[begin Supplied entries]
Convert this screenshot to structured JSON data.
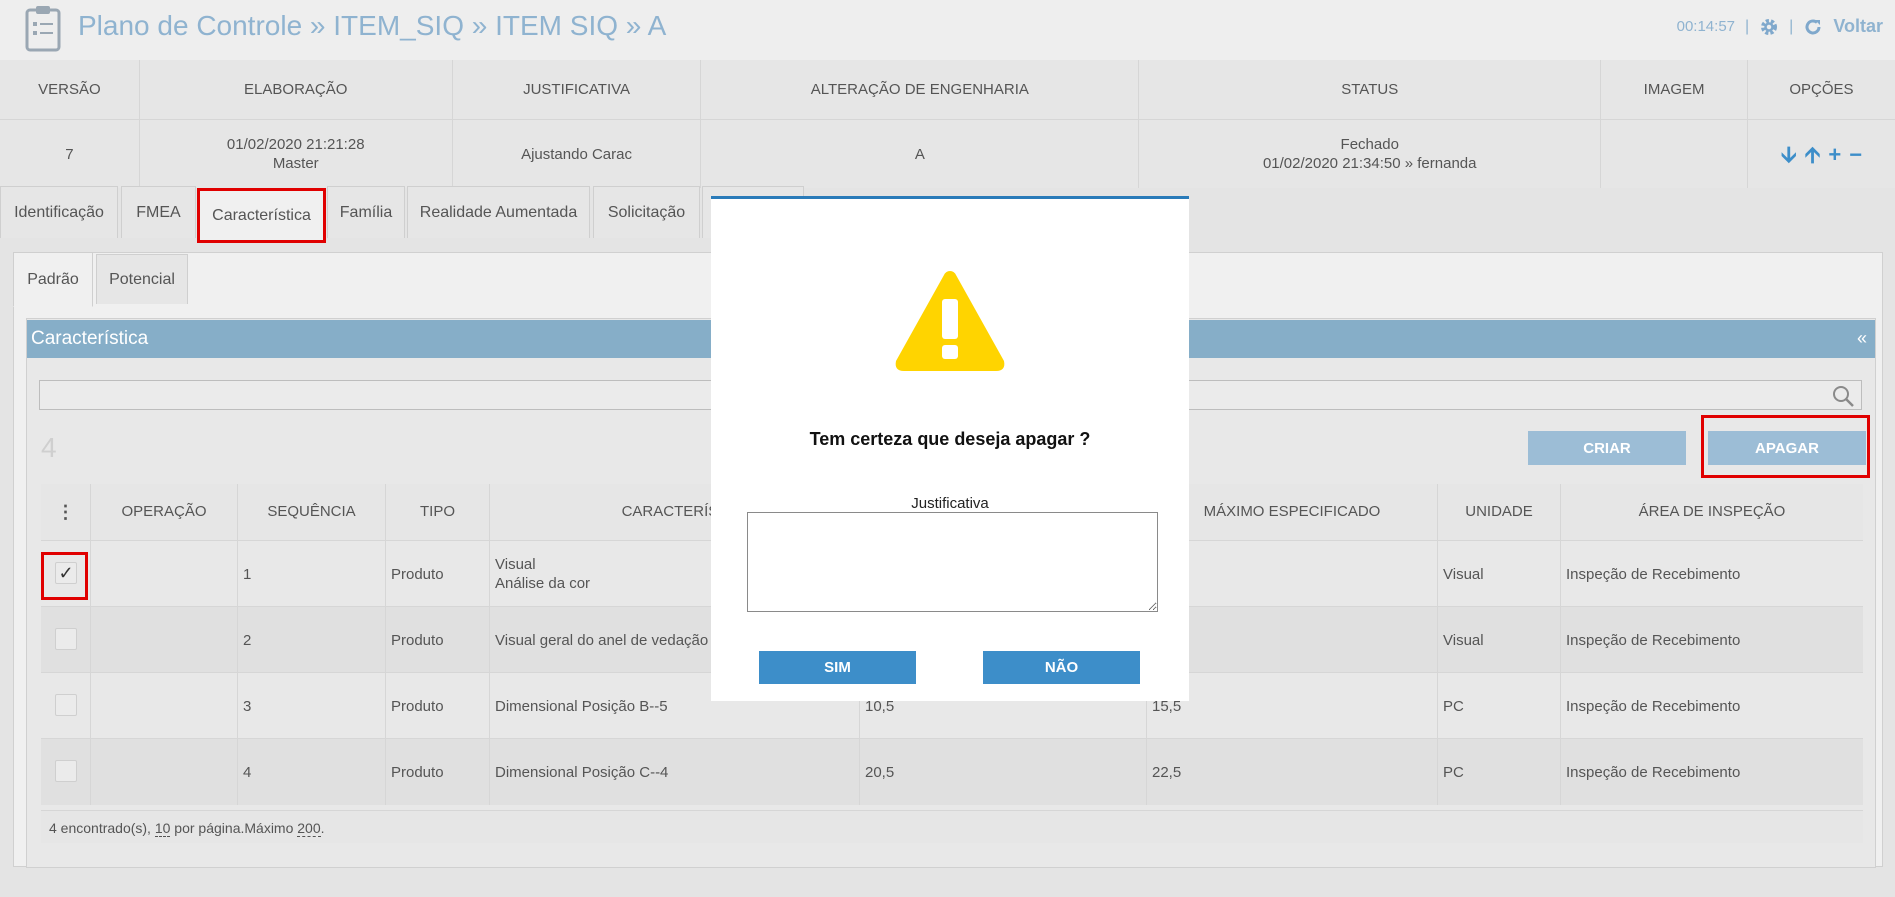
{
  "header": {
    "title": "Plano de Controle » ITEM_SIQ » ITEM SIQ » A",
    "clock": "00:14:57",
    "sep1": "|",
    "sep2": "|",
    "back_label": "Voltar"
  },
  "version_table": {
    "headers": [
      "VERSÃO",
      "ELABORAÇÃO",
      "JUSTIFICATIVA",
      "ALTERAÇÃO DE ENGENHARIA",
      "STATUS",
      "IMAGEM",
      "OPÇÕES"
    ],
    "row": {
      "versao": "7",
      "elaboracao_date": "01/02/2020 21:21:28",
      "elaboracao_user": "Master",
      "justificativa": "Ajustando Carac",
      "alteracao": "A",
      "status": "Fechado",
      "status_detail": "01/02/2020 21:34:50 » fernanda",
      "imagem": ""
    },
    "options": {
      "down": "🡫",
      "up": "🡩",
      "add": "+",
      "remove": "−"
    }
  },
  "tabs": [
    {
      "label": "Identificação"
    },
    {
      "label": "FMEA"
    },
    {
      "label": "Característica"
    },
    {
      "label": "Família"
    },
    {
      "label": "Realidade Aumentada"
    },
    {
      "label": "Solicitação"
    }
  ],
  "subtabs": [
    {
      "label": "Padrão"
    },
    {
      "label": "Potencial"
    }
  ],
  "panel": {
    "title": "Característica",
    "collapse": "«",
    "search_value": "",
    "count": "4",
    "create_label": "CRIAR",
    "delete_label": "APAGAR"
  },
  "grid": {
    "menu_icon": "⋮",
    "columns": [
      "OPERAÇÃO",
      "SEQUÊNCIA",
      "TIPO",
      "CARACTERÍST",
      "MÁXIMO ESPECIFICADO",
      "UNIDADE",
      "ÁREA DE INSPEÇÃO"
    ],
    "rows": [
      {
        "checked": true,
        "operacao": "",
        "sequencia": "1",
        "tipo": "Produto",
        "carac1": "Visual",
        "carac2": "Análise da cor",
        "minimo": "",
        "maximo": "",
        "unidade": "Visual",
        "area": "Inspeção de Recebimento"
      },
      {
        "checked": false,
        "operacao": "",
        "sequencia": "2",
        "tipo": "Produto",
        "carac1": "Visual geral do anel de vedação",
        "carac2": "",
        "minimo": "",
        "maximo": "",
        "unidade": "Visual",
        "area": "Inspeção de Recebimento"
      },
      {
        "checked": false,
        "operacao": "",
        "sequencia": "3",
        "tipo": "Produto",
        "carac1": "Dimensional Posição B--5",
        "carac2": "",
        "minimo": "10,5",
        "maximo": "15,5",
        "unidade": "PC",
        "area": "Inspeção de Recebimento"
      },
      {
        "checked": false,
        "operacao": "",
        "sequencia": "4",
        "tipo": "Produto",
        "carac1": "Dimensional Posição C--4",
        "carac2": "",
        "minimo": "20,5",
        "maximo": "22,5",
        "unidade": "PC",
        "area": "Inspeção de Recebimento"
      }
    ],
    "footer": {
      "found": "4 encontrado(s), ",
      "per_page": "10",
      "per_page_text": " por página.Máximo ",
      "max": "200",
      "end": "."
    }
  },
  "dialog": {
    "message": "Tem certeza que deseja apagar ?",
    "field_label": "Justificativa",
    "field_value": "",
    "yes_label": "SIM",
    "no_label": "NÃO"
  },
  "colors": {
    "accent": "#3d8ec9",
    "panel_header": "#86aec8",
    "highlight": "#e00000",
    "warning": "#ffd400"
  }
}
[end Supplied entries]
**Objective**
The records above should be reproduced exactly, with no pictures included.

**Written response**
Convert this screenshot to structured JSON data.
{
  "header": {
    "title": "Plano de Controle » ITEM_SIQ » ITEM SIQ » A",
    "clock": "00:14:57",
    "sep1": "|",
    "sep2": "|",
    "back_label": "Voltar"
  },
  "version_table": {
    "headers": [
      "VERSÃO",
      "ELABORAÇÃO",
      "JUSTIFICATIVA",
      "ALTERAÇÃO DE ENGENHARIA",
      "STATUS",
      "IMAGEM",
      "OPÇÕES"
    ],
    "row": {
      "versao": "7",
      "elaboracao_date": "01/02/2020 21:21:28",
      "elaboracao_user": "Master",
      "justificativa": "Ajustando Carac",
      "alteracao": "A",
      "status": "Fechado",
      "status_detail": "01/02/2020 21:34:50 » fernanda",
      "imagem": ""
    },
    "options": {
      "down": "🡫",
      "up": "🡩",
      "add": "+",
      "remove": "−"
    }
  },
  "tabs": [
    {
      "label": "Identificação"
    },
    {
      "label": "FMEA"
    },
    {
      "label": "Característica"
    },
    {
      "label": "Família"
    },
    {
      "label": "Realidade Aumentada"
    },
    {
      "label": "Solicitação"
    }
  ],
  "subtabs": [
    {
      "label": "Padrão"
    },
    {
      "label": "Potencial"
    }
  ],
  "panel": {
    "title": "Característica",
    "collapse": "«",
    "search_value": "",
    "count": "4",
    "create_label": "CRIAR",
    "delete_label": "APAGAR"
  },
  "grid": {
    "menu_icon": "⋮",
    "columns": [
      "OPERAÇÃO",
      "SEQUÊNCIA",
      "TIPO",
      "CARACTERÍST",
      "MÁXIMO ESPECIFICADO",
      "UNIDADE",
      "ÁREA DE INSPEÇÃO"
    ],
    "rows": [
      {
        "checked": true,
        "operacao": "",
        "sequencia": "1",
        "tipo": "Produto",
        "carac1": "Visual",
        "carac2": "Análise da cor",
        "minimo": "",
        "maximo": "",
        "unidade": "Visual",
        "area": "Inspeção de Recebimento"
      },
      {
        "checked": false,
        "operacao": "",
        "sequencia": "2",
        "tipo": "Produto",
        "carac1": "Visual geral do anel de vedação",
        "carac2": "",
        "minimo": "",
        "maximo": "",
        "unidade": "Visual",
        "area": "Inspeção de Recebimento"
      },
      {
        "checked": false,
        "operacao": "",
        "sequencia": "3",
        "tipo": "Produto",
        "carac1": "Dimensional Posição B--5",
        "carac2": "",
        "minimo": "10,5",
        "maximo": "15,5",
        "unidade": "PC",
        "area": "Inspeção de Recebimento"
      },
      {
        "checked": false,
        "operacao": "",
        "sequencia": "4",
        "tipo": "Produto",
        "carac1": "Dimensional Posição C--4",
        "carac2": "",
        "minimo": "20,5",
        "maximo": "22,5",
        "unidade": "PC",
        "area": "Inspeção de Recebimento"
      }
    ],
    "footer": {
      "found": "4 encontrado(s), ",
      "per_page": "10",
      "per_page_text": " por página.Máximo ",
      "max": "200",
      "end": "."
    }
  },
  "dialog": {
    "message": "Tem certeza que deseja apagar ?",
    "field_label": "Justificativa",
    "field_value": "",
    "yes_label": "SIM",
    "no_label": "NÃO"
  },
  "colors": {
    "accent": "#3d8ec9",
    "panel_header": "#86aec8",
    "highlight": "#e00000",
    "warning": "#ffd400"
  }
}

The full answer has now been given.